Problem >> For the data below, report the number of lines that contain the string "color" and nothing else.
**** Extracted information ****
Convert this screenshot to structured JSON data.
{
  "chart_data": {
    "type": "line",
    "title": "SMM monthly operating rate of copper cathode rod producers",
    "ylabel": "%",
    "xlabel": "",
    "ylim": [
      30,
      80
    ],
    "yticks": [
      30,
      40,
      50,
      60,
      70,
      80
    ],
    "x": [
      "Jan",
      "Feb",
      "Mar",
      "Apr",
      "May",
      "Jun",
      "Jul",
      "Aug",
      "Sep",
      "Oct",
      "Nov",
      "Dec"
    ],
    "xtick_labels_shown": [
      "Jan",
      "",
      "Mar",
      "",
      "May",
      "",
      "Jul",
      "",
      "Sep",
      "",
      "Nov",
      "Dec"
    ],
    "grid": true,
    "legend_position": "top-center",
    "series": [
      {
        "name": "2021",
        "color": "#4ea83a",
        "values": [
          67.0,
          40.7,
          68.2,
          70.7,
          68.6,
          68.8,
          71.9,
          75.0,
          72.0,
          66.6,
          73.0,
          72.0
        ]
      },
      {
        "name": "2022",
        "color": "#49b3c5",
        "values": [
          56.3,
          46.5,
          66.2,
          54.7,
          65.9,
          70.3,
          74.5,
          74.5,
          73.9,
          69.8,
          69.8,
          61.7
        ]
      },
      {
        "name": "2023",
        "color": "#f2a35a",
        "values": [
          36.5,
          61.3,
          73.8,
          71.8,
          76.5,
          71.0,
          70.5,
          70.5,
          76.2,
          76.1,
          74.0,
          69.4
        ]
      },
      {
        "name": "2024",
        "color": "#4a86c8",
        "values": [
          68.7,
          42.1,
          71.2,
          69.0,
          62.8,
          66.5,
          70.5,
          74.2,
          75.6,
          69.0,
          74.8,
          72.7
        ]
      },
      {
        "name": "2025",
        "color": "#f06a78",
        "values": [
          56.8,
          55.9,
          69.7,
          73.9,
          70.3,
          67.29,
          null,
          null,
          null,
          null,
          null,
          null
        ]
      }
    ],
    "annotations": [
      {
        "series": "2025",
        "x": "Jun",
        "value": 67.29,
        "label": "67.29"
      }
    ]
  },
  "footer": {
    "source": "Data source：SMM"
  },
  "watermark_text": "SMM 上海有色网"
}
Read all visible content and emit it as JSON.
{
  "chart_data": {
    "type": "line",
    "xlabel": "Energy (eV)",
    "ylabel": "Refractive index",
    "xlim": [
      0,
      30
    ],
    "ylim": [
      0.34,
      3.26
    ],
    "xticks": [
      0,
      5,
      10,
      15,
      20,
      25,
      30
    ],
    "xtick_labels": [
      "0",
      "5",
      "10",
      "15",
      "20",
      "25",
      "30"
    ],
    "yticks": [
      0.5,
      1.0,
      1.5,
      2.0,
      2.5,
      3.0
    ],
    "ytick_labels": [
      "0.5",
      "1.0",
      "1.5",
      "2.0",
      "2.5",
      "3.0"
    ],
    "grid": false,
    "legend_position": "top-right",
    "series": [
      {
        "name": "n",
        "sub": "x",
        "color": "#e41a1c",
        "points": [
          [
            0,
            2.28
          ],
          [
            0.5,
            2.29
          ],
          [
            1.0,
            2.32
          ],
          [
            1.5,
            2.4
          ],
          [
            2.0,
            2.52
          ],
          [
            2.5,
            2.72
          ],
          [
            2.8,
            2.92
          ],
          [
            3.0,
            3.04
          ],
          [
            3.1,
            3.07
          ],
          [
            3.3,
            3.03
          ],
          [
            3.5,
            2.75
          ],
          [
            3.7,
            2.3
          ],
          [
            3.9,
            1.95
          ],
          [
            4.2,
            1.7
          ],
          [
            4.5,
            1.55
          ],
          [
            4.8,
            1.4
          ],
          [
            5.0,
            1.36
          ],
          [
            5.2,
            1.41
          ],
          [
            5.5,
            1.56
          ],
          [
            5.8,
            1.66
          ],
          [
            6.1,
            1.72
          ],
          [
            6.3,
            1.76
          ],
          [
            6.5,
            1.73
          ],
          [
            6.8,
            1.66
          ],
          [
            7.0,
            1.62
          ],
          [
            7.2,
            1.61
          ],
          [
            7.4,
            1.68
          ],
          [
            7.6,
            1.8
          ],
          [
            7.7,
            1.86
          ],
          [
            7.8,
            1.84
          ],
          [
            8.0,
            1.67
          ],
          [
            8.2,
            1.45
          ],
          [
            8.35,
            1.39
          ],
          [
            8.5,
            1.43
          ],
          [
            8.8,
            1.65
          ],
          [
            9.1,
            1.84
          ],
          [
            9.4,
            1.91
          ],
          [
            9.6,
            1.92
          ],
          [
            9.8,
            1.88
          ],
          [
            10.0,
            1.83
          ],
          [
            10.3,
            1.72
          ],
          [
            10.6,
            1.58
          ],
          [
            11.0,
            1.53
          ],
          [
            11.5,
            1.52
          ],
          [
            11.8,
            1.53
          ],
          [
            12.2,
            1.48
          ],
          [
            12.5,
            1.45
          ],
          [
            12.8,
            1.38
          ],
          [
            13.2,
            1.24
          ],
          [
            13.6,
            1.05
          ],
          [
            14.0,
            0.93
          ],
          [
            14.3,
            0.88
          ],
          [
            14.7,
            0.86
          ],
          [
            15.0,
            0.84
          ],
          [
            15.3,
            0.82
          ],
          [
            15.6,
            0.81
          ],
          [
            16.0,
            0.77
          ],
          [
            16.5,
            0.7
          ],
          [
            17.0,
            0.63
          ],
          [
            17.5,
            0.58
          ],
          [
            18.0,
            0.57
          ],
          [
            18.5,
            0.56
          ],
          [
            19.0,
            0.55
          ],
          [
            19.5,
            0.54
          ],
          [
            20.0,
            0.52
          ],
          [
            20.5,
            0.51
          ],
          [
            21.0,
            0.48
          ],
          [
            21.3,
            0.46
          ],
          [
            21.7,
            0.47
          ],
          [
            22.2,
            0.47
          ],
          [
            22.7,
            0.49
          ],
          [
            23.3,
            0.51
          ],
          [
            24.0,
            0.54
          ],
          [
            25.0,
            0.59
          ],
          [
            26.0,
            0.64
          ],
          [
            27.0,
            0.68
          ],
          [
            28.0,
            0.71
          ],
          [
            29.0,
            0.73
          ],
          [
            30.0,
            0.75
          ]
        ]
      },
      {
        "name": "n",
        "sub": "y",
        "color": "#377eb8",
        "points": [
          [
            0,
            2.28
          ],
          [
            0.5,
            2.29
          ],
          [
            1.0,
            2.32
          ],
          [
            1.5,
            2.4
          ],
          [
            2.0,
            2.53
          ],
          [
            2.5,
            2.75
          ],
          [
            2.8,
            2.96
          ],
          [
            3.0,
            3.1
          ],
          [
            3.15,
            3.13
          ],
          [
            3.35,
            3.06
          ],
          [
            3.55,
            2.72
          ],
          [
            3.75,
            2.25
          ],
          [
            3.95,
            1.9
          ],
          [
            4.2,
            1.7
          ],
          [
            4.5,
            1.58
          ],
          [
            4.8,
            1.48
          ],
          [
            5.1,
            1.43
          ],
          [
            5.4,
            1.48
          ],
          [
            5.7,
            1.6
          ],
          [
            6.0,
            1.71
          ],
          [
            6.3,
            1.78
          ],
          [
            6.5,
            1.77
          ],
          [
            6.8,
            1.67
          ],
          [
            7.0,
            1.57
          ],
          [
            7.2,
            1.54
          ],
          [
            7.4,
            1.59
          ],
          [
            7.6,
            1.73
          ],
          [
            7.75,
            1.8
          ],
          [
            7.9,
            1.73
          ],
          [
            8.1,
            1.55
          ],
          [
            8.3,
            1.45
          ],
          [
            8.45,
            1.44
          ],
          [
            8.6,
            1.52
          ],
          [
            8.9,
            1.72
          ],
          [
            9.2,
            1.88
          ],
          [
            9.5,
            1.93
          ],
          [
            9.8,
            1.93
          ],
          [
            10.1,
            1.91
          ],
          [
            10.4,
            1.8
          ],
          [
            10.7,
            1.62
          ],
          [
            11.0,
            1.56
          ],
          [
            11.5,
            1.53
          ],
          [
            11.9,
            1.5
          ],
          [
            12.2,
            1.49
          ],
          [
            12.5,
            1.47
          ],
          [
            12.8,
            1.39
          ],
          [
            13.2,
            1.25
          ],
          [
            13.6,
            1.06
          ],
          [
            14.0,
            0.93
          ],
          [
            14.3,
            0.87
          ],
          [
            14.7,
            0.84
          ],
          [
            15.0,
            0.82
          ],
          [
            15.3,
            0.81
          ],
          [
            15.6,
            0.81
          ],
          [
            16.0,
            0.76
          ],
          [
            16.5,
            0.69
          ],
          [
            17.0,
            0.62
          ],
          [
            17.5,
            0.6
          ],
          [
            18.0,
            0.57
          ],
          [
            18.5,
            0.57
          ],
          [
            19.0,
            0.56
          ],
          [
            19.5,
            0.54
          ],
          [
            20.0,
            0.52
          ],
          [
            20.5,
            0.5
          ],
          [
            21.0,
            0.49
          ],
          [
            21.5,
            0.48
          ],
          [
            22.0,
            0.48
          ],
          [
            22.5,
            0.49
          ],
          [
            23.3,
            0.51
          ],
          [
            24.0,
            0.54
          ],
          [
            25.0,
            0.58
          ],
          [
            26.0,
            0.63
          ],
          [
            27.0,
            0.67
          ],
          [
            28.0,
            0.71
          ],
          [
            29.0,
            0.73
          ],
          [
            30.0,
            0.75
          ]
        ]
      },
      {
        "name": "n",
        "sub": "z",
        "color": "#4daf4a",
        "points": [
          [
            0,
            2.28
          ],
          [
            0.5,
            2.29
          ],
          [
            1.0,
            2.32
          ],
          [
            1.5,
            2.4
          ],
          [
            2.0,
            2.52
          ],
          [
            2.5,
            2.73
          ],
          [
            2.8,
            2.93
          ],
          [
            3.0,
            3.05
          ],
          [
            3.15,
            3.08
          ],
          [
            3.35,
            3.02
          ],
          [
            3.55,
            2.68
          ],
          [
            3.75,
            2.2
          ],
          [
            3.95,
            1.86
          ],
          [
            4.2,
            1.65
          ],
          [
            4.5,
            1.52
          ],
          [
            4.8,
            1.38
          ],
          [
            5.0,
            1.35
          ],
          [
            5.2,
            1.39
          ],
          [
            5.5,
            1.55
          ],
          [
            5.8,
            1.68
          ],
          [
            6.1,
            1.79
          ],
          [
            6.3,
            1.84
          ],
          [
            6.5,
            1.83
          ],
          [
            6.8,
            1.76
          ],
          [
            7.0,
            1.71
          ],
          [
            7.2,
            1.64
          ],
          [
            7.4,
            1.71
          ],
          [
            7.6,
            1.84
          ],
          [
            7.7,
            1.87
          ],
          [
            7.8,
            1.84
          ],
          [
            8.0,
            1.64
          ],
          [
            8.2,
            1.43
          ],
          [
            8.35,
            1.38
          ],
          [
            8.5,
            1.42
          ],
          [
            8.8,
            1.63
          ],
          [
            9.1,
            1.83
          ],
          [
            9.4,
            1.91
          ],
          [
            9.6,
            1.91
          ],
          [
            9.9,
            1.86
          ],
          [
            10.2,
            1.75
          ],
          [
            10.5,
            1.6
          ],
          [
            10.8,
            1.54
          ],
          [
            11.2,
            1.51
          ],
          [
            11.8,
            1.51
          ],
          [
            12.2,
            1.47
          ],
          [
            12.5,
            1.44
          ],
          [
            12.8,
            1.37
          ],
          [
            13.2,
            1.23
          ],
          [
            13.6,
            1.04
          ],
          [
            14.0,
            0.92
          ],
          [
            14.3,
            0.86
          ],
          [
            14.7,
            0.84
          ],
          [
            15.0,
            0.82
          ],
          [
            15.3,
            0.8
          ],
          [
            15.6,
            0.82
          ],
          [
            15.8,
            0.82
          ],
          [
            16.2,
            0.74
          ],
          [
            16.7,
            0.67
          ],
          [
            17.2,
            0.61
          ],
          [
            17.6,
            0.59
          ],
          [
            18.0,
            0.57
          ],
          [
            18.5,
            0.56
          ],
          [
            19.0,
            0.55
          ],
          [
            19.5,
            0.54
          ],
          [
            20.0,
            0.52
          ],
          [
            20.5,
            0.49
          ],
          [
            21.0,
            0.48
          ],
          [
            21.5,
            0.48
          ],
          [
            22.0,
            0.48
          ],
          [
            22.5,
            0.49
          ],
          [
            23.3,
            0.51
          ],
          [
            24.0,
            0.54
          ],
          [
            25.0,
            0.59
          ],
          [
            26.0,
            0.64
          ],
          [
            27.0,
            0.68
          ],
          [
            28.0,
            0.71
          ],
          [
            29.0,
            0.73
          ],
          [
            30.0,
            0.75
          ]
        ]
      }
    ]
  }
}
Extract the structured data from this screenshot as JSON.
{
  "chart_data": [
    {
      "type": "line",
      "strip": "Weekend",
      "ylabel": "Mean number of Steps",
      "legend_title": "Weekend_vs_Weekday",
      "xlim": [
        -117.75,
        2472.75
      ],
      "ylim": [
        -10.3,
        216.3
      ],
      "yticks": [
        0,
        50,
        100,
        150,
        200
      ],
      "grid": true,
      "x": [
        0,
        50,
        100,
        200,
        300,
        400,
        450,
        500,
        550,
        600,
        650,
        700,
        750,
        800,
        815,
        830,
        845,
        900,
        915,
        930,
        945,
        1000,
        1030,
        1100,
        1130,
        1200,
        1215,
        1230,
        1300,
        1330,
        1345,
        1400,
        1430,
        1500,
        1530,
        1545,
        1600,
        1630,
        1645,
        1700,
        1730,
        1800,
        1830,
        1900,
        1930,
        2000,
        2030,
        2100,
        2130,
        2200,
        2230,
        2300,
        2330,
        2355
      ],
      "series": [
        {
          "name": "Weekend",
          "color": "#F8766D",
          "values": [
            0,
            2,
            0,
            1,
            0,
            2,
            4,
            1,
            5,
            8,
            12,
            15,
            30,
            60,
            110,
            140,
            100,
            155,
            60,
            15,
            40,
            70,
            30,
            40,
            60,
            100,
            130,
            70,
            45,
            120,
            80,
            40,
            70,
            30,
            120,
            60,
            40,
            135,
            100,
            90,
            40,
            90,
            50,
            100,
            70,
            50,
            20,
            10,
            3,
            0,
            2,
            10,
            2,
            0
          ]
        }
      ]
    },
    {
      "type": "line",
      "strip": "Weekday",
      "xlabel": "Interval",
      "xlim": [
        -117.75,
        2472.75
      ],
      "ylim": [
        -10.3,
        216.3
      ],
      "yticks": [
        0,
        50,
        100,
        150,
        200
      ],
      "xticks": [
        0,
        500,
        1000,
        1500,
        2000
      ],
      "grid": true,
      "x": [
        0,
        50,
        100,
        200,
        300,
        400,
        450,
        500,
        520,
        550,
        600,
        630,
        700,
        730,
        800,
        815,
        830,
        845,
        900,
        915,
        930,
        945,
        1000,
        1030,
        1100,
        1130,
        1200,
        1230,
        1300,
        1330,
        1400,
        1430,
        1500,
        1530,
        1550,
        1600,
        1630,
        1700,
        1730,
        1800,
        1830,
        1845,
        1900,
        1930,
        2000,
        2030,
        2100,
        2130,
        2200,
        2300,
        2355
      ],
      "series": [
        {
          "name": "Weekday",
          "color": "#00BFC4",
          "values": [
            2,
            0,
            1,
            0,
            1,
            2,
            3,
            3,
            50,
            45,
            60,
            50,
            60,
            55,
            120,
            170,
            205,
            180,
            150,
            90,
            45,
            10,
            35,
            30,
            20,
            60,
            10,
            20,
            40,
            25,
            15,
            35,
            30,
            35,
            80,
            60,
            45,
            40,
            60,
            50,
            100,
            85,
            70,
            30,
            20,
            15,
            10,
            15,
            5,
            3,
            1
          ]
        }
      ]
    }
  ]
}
****
Response for this exercise >> 10